Exercise tasks →
a. According to the text on enterocutaneous fistula, which two body structures does this abnormal connection join?
b. Summarize the text on enterocutaneous fistula in two sentences.
c. Pick up the text on enterocutaneous fistula after its final line and carry it forward.

= Enterocutaneous fistula =

Abnormal passageway between the intestines and the skin

An enterocutaneous fistula (ECF) is an abnormal connection between the small or large bowel and the skin that allows the contents of the stomach or intestines to leak through an opening in the skin.

==Causes==
The mnemonic HIS FRIENDS can be used to memorize characteristics which impede the closure of ECF.

H: High output
 I: IBD
S: Short tract
F: Foreign body
R: Radiation
 I: Infection or Inflammatory bowel disease
E: Epithelialization
N: Neoplasm
D: Distal obstruction
S: Short tract (<2 cm)

(Records contained in a dataset)
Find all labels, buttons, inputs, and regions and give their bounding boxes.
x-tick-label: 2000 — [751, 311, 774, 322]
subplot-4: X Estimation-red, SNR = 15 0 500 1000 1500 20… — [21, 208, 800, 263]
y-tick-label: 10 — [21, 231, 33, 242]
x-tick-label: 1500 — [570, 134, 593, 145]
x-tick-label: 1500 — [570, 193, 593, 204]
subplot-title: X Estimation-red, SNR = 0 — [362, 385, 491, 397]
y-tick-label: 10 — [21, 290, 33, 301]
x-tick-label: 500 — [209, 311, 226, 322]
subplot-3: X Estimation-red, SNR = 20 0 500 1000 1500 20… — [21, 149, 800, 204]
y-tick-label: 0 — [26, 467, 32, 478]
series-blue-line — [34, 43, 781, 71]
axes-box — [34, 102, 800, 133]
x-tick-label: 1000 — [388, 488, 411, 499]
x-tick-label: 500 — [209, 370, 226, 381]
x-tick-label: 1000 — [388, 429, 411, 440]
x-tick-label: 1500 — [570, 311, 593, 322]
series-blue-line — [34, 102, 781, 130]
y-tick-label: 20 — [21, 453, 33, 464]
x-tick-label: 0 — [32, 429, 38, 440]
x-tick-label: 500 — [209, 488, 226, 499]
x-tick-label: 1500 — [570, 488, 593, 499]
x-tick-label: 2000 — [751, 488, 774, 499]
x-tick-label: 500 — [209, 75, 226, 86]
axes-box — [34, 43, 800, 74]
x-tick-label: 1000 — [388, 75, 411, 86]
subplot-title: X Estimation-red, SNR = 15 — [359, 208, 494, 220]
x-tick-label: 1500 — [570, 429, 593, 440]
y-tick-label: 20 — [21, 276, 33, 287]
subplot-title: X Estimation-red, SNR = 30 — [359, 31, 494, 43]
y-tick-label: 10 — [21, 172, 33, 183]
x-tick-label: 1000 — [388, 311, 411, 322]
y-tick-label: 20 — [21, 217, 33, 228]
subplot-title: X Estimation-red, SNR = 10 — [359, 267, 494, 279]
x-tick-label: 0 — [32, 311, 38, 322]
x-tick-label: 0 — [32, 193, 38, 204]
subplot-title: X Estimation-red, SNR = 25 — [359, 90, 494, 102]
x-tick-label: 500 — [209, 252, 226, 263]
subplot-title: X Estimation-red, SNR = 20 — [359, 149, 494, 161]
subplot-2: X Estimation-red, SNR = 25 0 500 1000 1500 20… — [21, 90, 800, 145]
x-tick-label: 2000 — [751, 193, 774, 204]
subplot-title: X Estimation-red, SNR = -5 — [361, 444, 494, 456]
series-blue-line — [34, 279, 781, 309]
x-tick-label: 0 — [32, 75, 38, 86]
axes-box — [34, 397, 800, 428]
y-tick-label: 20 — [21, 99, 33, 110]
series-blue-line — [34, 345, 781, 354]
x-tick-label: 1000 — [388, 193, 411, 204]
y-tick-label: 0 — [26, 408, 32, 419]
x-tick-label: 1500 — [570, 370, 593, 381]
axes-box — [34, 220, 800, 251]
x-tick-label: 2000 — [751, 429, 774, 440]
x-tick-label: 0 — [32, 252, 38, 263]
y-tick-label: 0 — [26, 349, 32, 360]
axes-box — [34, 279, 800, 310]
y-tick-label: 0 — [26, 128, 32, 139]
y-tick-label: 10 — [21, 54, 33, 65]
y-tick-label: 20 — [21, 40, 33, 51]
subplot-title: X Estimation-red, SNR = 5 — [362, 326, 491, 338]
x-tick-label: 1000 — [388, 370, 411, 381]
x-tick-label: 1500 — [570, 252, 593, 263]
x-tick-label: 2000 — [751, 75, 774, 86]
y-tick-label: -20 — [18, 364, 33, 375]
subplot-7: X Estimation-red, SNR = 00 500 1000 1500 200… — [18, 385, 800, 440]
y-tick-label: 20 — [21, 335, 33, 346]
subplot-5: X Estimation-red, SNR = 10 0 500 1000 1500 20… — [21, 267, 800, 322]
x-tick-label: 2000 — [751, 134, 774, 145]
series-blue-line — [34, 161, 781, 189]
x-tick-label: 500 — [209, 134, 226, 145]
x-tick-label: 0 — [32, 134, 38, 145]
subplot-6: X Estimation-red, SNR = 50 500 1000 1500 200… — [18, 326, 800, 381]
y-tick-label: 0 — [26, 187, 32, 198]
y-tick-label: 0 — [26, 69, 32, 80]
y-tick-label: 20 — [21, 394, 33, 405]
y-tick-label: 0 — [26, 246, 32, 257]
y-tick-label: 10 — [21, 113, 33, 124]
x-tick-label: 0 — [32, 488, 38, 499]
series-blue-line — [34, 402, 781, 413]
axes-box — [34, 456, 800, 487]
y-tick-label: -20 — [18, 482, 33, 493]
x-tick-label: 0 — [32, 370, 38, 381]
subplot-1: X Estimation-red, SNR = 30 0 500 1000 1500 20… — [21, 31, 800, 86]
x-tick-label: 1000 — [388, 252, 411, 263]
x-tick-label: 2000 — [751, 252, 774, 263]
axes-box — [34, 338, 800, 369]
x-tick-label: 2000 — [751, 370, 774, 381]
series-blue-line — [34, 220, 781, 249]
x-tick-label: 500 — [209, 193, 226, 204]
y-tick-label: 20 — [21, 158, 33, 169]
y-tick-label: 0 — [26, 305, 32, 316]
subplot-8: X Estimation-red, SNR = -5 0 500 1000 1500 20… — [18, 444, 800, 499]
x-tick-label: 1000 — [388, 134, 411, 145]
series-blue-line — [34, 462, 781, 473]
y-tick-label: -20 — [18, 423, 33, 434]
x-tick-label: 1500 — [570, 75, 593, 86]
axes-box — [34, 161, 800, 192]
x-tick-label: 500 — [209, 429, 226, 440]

Response list →
a. It joins the small or large bowel and the skin.

b. An enterocutaneous fistula is an abnormal connection between the small or large bowel and the skin that lets the contents of the stomach or intestines leak through an opening in the skin. The mnemonic HIS FRIENDS helps recall characteristics that impede its closure, including high output, a foreign body, radiation, epithelialization, neoplasm, and distal obstruction.

c.
==Diagnosis==
===Classification===
Congenital types: tracheoesophageal, vitellointestinal duct, patent urachus, rectovaginal

Acquired: trauma (postoperative), radiation, malignancy, infection

===Two categories===
Low-output fistula: < 500 mL/day

High-output fistula: > 500 mL/day

===Three categories===
Low-output fistula: < 200 mL/day

Moderate-output fistula: 200–500 mL/day

High-output fistula: > 500 mL/day

==Treatment==
The majority will close spontaneously within approximately 6 weeks. If it has not closed by 12 weeks, it is unlikely to do so and definitive surgery should be planned. The median time to definitive repair from fistula onset was 6 months (range 1 day to 28 months). The 6-month time course is commonly utilized by groups with significant experience treating fistulas, owing to the trend in encountering a less hostile abdomen than in the early phases. Some evidence also suggests that somatostatin can be an effective treatment with respect to reducing closure time and improving the spontaneous closure rate of enterocutaneous fistulas.